**Exercise aim:**
What lines of the data include the string "responding"? Copy them all.

------ Dataset extract

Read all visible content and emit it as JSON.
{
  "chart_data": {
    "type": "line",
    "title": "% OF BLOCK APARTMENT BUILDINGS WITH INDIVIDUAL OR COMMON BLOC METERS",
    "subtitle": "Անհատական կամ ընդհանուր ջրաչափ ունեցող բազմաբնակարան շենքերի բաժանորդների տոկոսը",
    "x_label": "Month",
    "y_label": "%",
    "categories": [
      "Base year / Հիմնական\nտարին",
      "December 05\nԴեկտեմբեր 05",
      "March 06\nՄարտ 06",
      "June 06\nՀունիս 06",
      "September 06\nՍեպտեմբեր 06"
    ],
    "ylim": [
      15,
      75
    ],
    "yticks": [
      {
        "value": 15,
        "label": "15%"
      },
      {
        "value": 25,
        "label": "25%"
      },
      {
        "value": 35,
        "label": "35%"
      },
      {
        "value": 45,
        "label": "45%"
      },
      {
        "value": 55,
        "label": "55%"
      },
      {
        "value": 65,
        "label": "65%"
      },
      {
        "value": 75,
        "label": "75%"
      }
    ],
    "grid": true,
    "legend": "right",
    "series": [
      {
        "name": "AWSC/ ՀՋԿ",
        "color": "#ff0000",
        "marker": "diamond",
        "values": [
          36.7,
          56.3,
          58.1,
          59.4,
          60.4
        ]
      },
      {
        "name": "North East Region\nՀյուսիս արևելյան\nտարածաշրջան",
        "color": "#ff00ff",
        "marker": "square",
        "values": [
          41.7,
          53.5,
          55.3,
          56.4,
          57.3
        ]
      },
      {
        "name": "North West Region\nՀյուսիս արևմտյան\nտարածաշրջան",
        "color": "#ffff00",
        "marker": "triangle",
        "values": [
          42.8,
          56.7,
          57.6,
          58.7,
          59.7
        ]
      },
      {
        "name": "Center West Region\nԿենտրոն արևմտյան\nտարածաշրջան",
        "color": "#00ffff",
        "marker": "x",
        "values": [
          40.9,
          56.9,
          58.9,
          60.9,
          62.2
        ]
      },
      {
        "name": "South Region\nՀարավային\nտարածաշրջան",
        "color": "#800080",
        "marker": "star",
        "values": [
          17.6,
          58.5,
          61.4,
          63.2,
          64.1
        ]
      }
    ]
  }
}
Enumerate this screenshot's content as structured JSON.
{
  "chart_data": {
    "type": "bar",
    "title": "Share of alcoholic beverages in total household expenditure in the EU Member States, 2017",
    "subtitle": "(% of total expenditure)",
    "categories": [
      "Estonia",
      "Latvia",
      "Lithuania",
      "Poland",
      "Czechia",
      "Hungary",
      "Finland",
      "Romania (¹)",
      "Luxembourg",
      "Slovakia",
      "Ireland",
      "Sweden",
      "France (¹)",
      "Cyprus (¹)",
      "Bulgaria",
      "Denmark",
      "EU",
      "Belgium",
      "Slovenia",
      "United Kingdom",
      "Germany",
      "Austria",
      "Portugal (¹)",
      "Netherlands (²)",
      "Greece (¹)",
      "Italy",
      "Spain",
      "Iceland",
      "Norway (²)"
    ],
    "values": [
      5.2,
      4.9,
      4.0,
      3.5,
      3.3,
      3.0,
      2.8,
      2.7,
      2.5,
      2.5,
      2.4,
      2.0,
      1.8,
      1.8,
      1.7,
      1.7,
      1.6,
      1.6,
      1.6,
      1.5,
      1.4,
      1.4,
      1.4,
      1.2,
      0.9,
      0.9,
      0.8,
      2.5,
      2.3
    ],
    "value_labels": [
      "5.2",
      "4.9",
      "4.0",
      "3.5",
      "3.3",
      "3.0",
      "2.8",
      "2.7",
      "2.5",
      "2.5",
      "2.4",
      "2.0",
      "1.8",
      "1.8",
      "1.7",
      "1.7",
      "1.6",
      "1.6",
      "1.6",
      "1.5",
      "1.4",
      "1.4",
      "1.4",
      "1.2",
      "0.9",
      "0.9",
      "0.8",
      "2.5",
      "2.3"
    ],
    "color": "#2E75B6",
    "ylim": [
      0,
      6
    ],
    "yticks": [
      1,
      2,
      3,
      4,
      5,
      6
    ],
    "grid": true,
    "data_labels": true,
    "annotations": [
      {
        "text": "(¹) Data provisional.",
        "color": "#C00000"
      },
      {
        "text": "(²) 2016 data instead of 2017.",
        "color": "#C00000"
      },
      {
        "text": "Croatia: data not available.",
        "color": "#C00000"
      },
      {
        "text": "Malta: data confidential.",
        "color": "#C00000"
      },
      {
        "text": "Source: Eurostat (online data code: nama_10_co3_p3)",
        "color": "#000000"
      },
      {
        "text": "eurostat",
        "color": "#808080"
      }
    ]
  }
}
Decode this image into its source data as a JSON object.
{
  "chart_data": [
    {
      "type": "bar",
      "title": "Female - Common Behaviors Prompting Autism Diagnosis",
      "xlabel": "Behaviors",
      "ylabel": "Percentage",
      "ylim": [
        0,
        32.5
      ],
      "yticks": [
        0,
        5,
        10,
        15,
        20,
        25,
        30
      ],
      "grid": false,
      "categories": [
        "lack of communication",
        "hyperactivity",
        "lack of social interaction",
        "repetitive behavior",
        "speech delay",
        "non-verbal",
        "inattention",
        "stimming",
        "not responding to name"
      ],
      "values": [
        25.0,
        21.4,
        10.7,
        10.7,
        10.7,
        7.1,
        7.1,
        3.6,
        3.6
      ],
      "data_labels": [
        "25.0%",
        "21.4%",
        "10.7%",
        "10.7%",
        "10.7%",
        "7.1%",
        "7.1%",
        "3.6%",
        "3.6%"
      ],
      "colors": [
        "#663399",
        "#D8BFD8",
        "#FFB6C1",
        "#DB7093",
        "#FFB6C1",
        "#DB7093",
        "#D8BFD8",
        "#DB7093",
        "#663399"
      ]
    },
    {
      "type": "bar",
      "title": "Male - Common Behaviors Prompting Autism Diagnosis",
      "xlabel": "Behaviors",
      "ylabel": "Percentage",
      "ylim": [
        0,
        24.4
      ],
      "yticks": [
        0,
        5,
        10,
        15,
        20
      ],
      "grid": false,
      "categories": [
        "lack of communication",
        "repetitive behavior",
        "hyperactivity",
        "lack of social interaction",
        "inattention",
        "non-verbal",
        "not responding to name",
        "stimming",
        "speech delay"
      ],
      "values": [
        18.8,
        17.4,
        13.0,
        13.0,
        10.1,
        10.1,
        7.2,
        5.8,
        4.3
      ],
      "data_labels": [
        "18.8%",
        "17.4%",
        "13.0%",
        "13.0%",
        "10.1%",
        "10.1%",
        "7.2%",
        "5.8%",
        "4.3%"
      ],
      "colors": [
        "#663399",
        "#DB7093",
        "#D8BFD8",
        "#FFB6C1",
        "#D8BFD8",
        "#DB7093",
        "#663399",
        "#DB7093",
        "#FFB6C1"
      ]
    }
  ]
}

------------

**Final answer:**
        "not responding to name"
        "not responding to name",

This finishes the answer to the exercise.